# Provided entries:
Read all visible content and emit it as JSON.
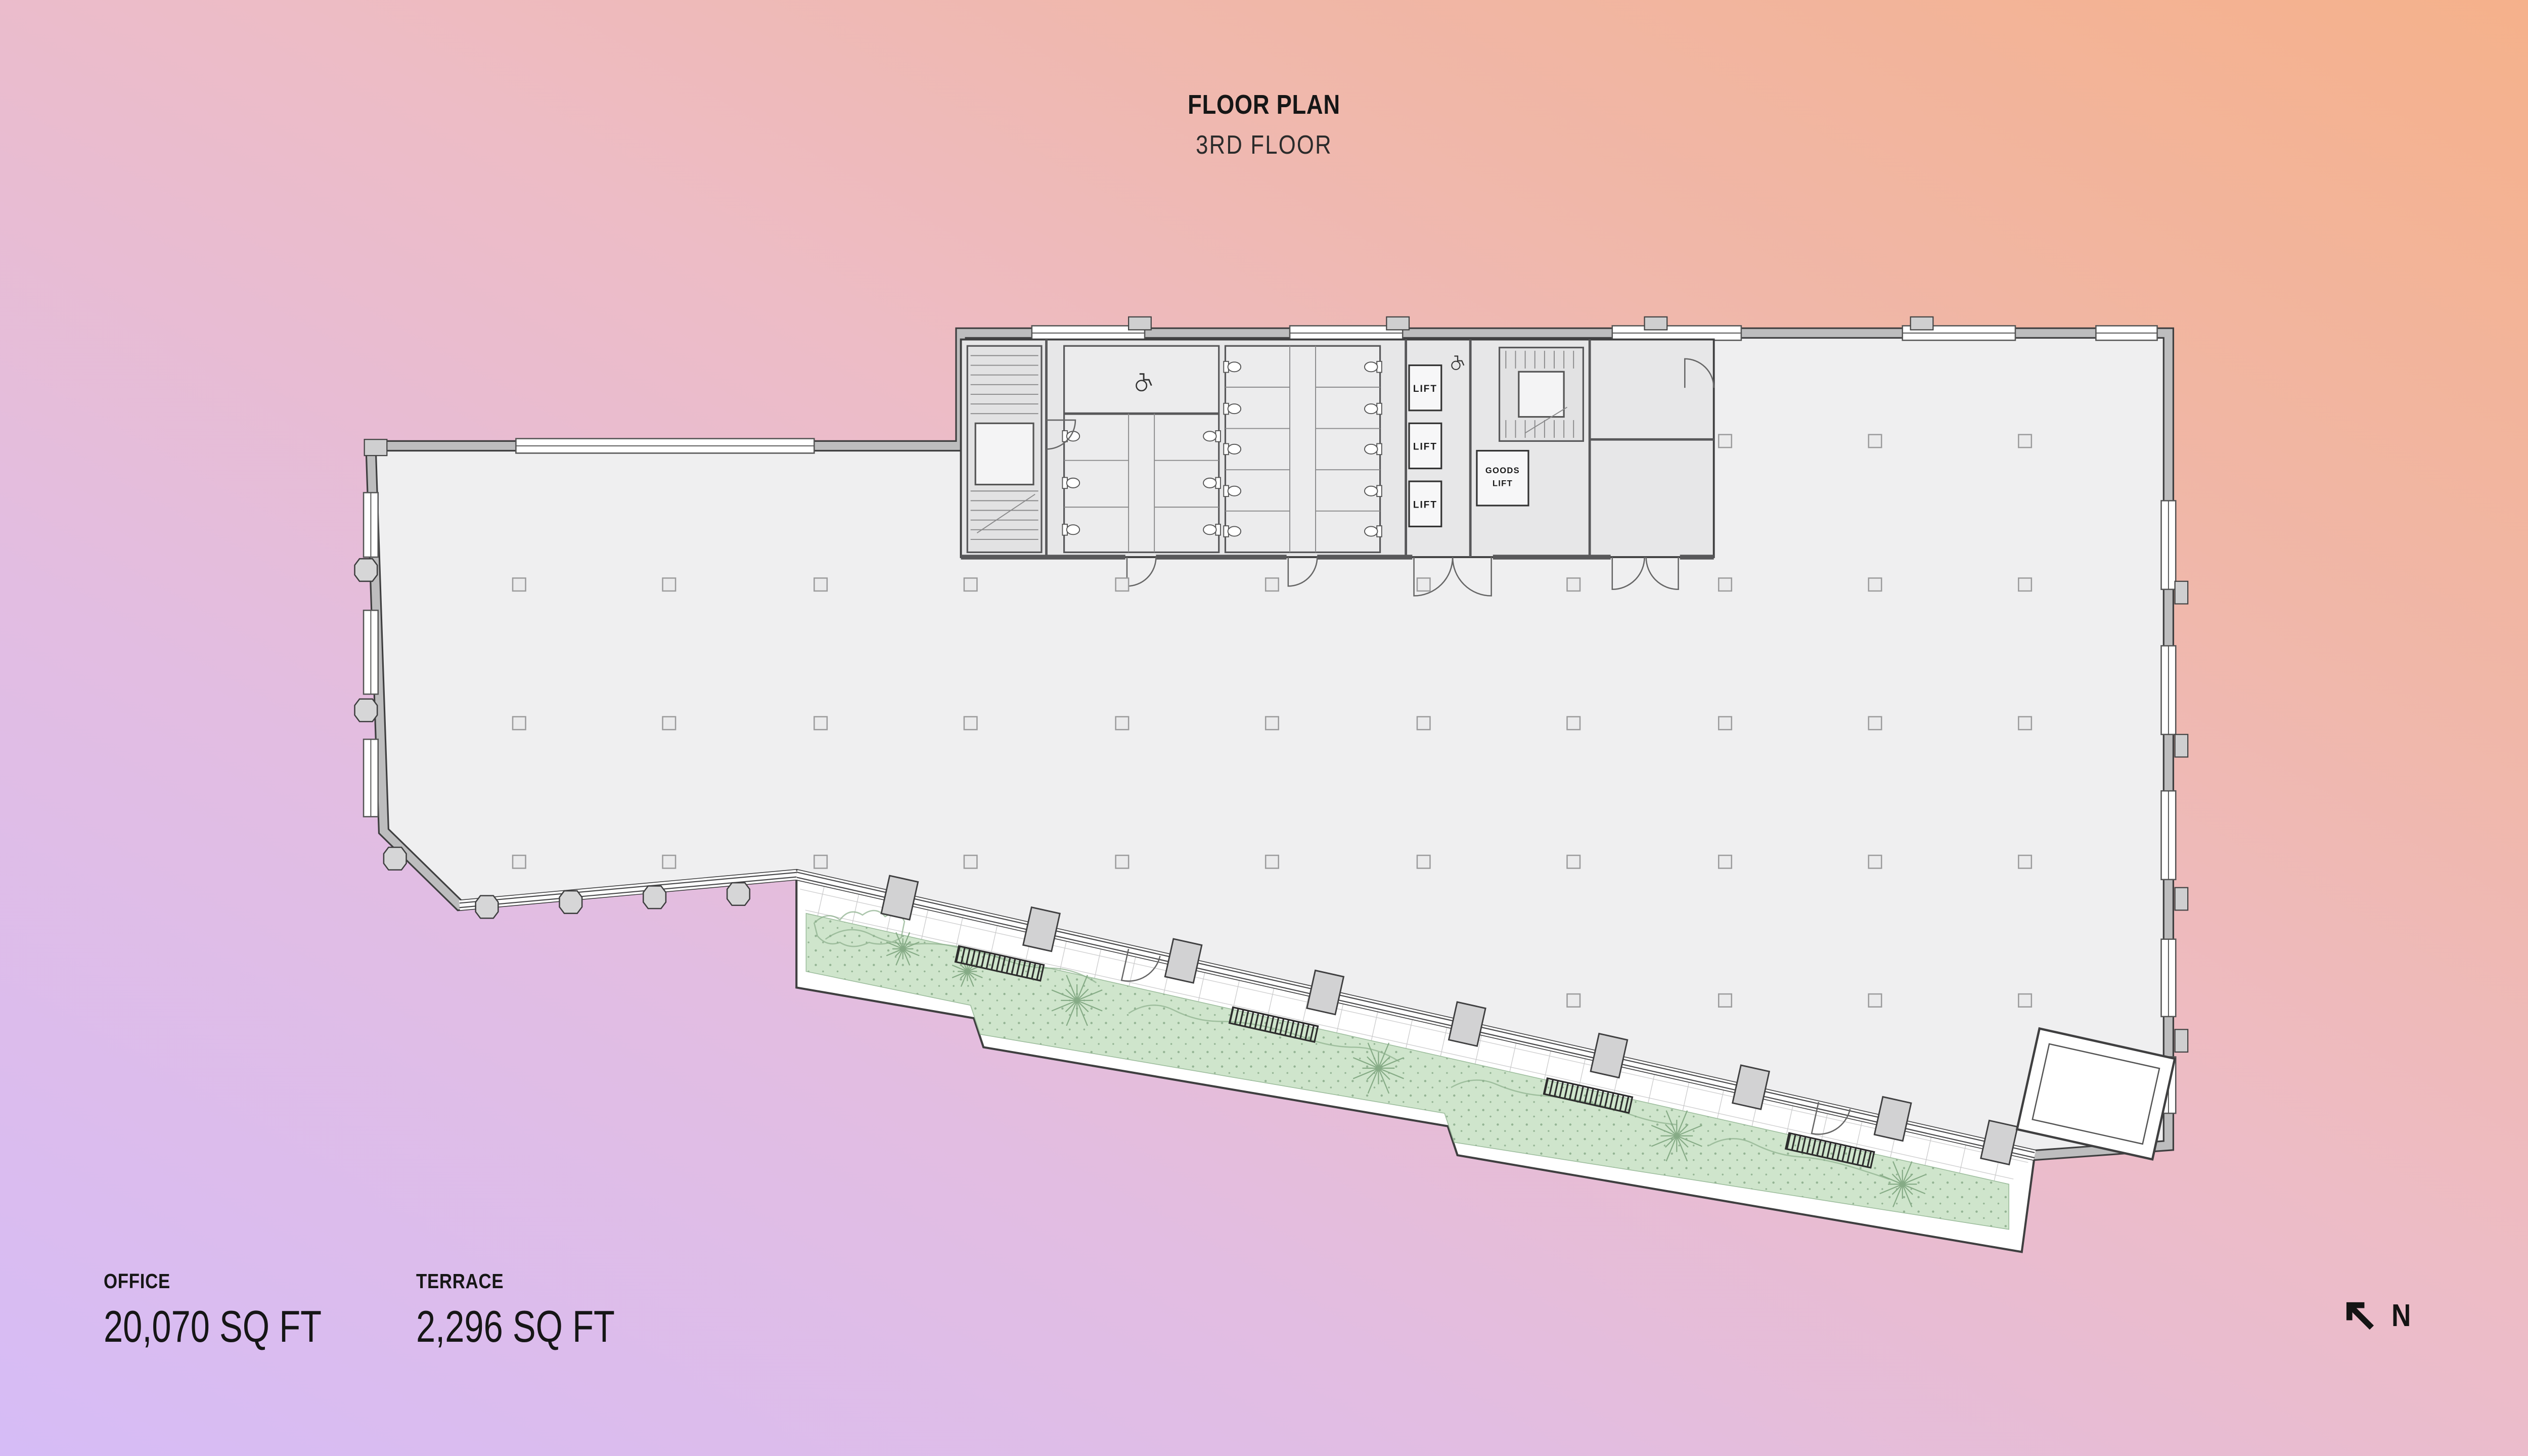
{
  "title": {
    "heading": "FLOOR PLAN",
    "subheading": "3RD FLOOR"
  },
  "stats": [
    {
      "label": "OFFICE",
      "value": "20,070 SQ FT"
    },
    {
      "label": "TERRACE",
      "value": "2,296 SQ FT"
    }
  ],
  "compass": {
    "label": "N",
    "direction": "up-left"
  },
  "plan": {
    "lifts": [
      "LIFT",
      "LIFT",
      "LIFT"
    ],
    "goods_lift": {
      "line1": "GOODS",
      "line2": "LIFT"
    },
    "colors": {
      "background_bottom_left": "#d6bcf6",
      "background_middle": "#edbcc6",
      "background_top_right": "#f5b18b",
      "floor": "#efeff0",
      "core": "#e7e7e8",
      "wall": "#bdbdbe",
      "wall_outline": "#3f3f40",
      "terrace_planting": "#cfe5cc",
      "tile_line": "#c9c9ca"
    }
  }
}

# Task goal:
Omit the pictures and restate the rest of the records verbatim.

# Complete output:
Read all visible content and emit it as JSON.
{
  "title": {
    "heading": "FLOOR PLAN",
    "subheading": "3RD FLOOR"
  },
  "stats": [
    {
      "label": "OFFICE",
      "value": "20,070 SQ FT"
    },
    {
      "label": "TERRACE",
      "value": "2,296 SQ FT"
    }
  ],
  "compass": {
    "label": "N",
    "direction": "up-left"
  },
  "plan": {
    "lifts": [
      "LIFT",
      "LIFT",
      "LIFT"
    ],
    "goods_lift": {
      "line1": "GOODS",
      "line2": "LIFT"
    },
    "colors": {
      "background_bottom_left": "#d6bcf6",
      "background_middle": "#edbcc6",
      "background_top_right": "#f5b18b",
      "floor": "#efeff0",
      "core": "#e7e7e8",
      "wall": "#bdbdbe",
      "wall_outline": "#3f3f40",
      "terrace_planting": "#cfe5cc",
      "tile_line": "#c9c9ca"
    }
  }
}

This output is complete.